* Entries provided *
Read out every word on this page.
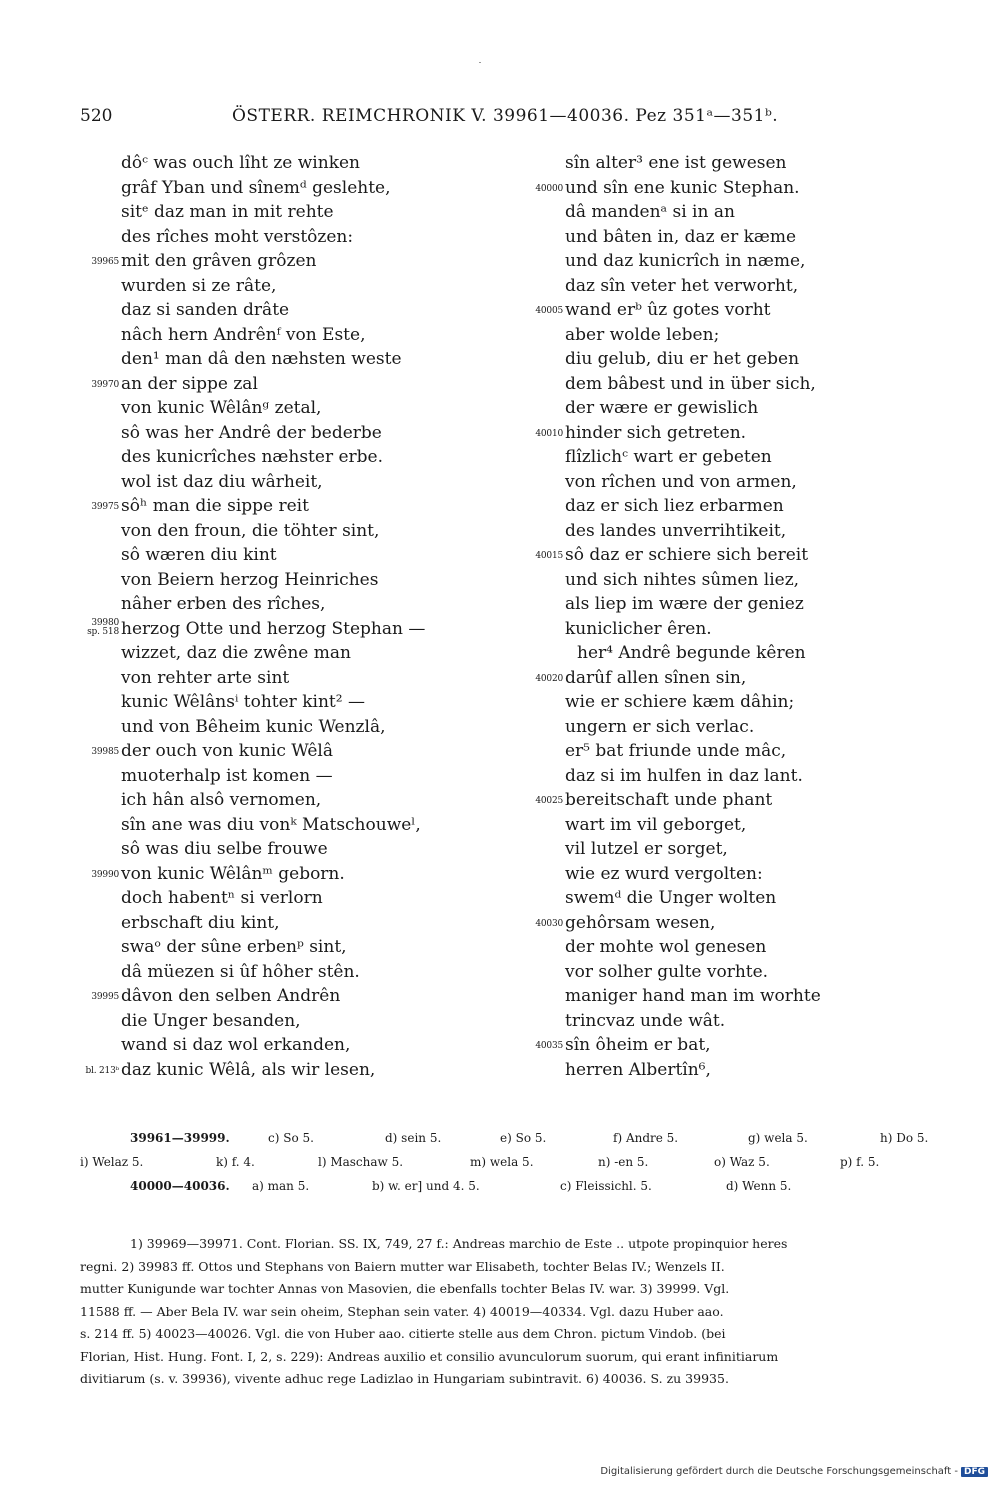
520	ÖSTERR. REIMCHRONIK V. 39961—40036. Pez 351ᵃ—351ᵇ.
dôᶜ was ouch lîht ze winken
grâf Yban und sînemᵈ geslehte,
sitᵉ daz man in mit rehte
des rîches moht verstôzen:
39965 mit den grâven grôzen
wurden si ze râte,
daz si sanden drâte
nâch hern Andrênᶠ von Este,
den¹ man dâ den næhsten weste
39970 an der sippe zal
von kunic Wêlânᵍ zetal,
sô was her Andrê der bederbe
des kunicrîches næhster erbe.
wol ist daz diu wârheit,
39975 sôʰ man die sippe reit
von den froun, die töhter sint,
sô wæren diu kint
von Beiern herzog Heinriches
nâher erben des rîches,
39980
sp. 518 herzog Otte und herzog Stephan —
wizzet, daz die zwêne man
von rehter arte sint
kunic Wêlânsⁱ tohter kint² —
und von Bêheim kunic Wenzlâ,
39985 der ouch von kunic Wêlâ
muoterhalp ist komen —
ich hân alsô vernomen,
sîn ane was diu vonᵏ Matschouweˡ,
sô was diu selbe frouwe
39990 von kunic Wêlânᵐ geborn.
doch habentⁿ si verlorn
erbschaft diu kint,
swaᵒ der sûne erbenᵖ sint,
dâ müezen si ûf hôher stên.
39995 dâvon den selben Andrên
die Unger besanden,
wand si daz wol erkanden,
bl. 213ᵇ daz kunic Wêlâ, als wir lesen,
sîn alter³ ene ist gewesen
40000 und sîn ene kunic Stephan.
dâ mandenᵃ si in an
und bâten in, daz er kæme
und daz kunicrîch in næme,
daz sîn veter het verworht,
40005 wand erᵇ ûz gotes vorht
aber wolde leben;
diu gelub, diu er het geben
dem bâbest und in über sich,
der wære er gewislich
40010 hinder sich getreten.
flîzlichᶜ wart er gebeten
von rîchen und von armen,
daz er sich liez erbarmen
des landes unverrihtikeit,
40015 sô daz er schiere sich bereit
und sich nihtes sûmen liez,
als liep im wære der geniez
kuniclicher êren.
her⁴ Andrê begunde kêren
40020 darûf allen sînen sin,
wie er schiere kæm dâhin;
ungern er sich verlac.
er⁵ bat friunde unde mâc,
daz si im hulfen in daz lant.
40025 bereitschaft unde phant
wart im vil geborget,
vil lutzel er sorget,
wie ez wurd vergolten:
swemᵈ die Unger wolten
40030 gehôrsam wesen,
der mohte wol genesen
vor solher gulte vorhte.
maniger hand man im worhte
trincvaz unde wât.
40035 sîn ôheim er bat,
herren Albertîn⁶,
39961—39999.	c) So 5.	d) sein 5.	e) So 5.	f) Andre 5.	g) wela 5.	h) Do 5.
i) Welaz 5.	k) f. 4.	l) Maschaw 5.	m) wela 5.	n) -en 5.	o) Waz 5.	p) f. 5.
40000—40036. a) man 5.	b) w. er] und 4. 5.	c) Fleissichl. 5.	d) Wenn 5.
1) 39969—39971. Cont. Florian. SS. IX, 749, 27 f.: Andreas marchio de Este .. utpote propinquior heres
regni. 2) 39983 ff. Ottos und Stephans von Baiern mutter war Elisabeth, tochter Belas IV.; Wenzels II.
mutter Kunigunde war tochter Annas von Masovien, die ebenfalls tochter Belas IV. war. 3) 39999. Vgl.
11588 ff. — Aber Bela IV. war sein oheim, Stephan sein vater. 4) 40019—40334. Vgl. dazu Huber aao.
s. 214 ff. 5) 40023—40026. Vgl. die von Huber aao. citierte stelle aus dem Chron. pictum Vindob. (bei
Florian, Hist. Hung. Font. I, 2, s. 229): Andreas auxilio et consilio avunculorum suorum, qui erant infinitiarum
divitiarum (s. v. 39936), vivente adhuc rege Ladizlao in Hungariam subintravit. 6) 40036. S. zu 39935.
Digitalisierung gefördert durch die Deutsche Forschungsgemeinschaft - DFG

* Exercise aim *
From the entries above, copy every line where the word "wela" shows up.

* Answer space *
39961—39999.	c) So 5.	d) sein 5.	e) So 5.	f) Andre 5.	g) wela 5.	h) Do 5.
i) Welaz 5.	k) f. 4.	l) Maschaw 5.	m) wela 5.	n) -en 5.	o) Waz 5.	p) f. 5.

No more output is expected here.